## begin Data shown
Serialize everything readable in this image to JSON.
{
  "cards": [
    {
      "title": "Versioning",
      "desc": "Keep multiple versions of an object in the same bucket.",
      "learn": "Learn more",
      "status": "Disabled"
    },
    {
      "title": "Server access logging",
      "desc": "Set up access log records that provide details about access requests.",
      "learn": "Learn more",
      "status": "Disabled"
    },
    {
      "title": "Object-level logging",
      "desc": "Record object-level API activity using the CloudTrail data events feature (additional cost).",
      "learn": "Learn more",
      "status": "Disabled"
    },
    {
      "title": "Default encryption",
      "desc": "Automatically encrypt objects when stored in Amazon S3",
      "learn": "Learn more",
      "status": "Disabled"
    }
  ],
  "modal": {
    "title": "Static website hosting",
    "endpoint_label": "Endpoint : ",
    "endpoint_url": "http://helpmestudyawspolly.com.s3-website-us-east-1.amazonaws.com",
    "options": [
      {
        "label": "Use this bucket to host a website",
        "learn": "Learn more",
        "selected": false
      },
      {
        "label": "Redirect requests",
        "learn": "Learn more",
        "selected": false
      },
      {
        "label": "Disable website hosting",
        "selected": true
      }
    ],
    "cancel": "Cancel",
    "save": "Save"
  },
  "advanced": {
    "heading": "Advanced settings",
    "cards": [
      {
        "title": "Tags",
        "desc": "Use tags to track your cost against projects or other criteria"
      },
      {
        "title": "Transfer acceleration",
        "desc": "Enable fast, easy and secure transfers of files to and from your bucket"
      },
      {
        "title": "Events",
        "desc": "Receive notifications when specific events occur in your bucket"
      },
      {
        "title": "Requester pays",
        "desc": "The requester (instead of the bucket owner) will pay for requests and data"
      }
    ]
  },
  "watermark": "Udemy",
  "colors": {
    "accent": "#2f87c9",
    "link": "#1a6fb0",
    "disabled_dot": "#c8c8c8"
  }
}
## end Data shown
Your goal: Each entry above is to be printed again exactly.

Full output:
Serialize everything readable in this image to JSON.
{
  "cards": [
    {
      "title": "Versioning",
      "desc": "Keep multiple versions of an object in the same bucket.",
      "learn": "Learn more",
      "status": "Disabled"
    },
    {
      "title": "Server access logging",
      "desc": "Set up access log records that provide details about access requests.",
      "learn": "Learn more",
      "status": "Disabled"
    },
    {
      "title": "Object-level logging",
      "desc": "Record object-level API activity using the CloudTrail data events feature (additional cost).",
      "learn": "Learn more",
      "status": "Disabled"
    },
    {
      "title": "Default encryption",
      "desc": "Automatically encrypt objects when stored in Amazon S3",
      "learn": "Learn more",
      "status": "Disabled"
    }
  ],
  "modal": {
    "title": "Static website hosting",
    "endpoint_label": "Endpoint : ",
    "endpoint_url": "http://helpmestudyawspolly.com.s3-website-us-east-1.amazonaws.com",
    "options": [
      {
        "label": "Use this bucket to host a website",
        "learn": "Learn more",
        "selected": false
      },
      {
        "label": "Redirect requests",
        "learn": "Learn more",
        "selected": false
      },
      {
        "label": "Disable website hosting",
        "selected": true
      }
    ],
    "cancel": "Cancel",
    "save": "Save"
  },
  "advanced": {
    "heading": "Advanced settings",
    "cards": [
      {
        "title": "Tags",
        "desc": "Use tags to track your cost against projects or other criteria"
      },
      {
        "title": "Transfer acceleration",
        "desc": "Enable fast, easy and secure transfers of files to and from your bucket"
      },
      {
        "title": "Events",
        "desc": "Receive notifications when specific events occur in your bucket"
      },
      {
        "title": "Requester pays",
        "desc": "The requester (instead of the bucket owner) will pay for requests and data"
      }
    ]
  },
  "watermark": "Udemy",
  "colors": {
    "accent": "#2f87c9",
    "link": "#1a6fb0",
    "disabled_dot": "#c8c8c8"
  }
}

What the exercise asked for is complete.